» Task description:
What lines in the entries below contain the word "Club"? Copy all of them.

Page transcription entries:

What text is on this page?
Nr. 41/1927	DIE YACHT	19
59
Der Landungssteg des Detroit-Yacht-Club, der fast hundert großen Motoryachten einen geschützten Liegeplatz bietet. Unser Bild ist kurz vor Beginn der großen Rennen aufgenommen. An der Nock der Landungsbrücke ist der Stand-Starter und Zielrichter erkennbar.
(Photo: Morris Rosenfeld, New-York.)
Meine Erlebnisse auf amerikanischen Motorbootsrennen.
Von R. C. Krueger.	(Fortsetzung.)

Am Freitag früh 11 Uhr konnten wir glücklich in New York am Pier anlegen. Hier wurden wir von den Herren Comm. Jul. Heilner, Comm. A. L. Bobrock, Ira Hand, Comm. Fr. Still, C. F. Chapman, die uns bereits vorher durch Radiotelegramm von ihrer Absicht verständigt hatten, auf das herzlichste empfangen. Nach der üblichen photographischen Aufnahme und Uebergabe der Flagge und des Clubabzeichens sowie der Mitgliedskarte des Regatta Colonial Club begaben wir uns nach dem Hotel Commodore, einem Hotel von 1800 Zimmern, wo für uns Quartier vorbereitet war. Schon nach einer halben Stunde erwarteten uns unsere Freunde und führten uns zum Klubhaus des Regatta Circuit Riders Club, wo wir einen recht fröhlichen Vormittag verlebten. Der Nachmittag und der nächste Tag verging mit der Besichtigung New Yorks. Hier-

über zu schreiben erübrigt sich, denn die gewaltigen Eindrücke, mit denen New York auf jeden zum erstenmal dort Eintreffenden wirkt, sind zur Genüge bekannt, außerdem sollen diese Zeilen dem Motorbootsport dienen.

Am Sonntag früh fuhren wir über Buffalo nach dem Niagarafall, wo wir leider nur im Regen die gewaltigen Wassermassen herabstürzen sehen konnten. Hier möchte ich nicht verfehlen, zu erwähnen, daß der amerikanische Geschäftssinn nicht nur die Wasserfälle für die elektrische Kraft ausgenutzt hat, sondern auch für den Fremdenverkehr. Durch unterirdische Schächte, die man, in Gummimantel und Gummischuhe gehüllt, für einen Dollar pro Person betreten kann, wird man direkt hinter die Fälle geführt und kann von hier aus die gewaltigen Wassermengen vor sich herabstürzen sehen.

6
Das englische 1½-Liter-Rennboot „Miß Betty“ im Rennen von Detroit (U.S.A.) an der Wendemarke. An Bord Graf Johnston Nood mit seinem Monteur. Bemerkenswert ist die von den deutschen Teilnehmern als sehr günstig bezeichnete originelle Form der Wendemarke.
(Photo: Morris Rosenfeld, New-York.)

» Solution to the exercise:
Der Landungssteg des Detroit-Yacht-Club, der fast hundert großen Motoryachten einen geschützten Liegeplatz bietet. Unser Bild ist kurz vor Beginn der großen Rennen aufgenommen. An der Nock der Landungsbrücke ist der Stand-Starter und Zielrichter erkennbar.
Am Freitag früh 11 Uhr konnten wir glücklich in New York am Pier anlegen. Hier wurden wir von den Herren Comm. Jul. Heilner, Comm. A. L. Bobrock, Ira Hand, Comm. Fr. Still, C. F. Chapman, die uns bereits vorher durch Radiotelegramm von ihrer Absicht verständigt hatten, auf das herzlichste empfangen. Nach der üblichen photographischen Aufnahme und Uebergabe der Flagge und des Clubabzeichens sowie der Mitgliedskarte des Regatta Colonial Club begaben wir uns nach dem Hotel Commodore, einem Hotel von 1800 Zimmern, wo für uns Quartier vorbereitet war. Schon nach einer halben Stunde erwarteten uns unsere Freunde und führten uns zum Klubhaus des Regatta Circuit Riders Club, wo wir einen recht fröhlichen Vormittag verlebten. Der Nachmittag und der nächste Tag verging mit der Besichtigung New Yorks. Hier-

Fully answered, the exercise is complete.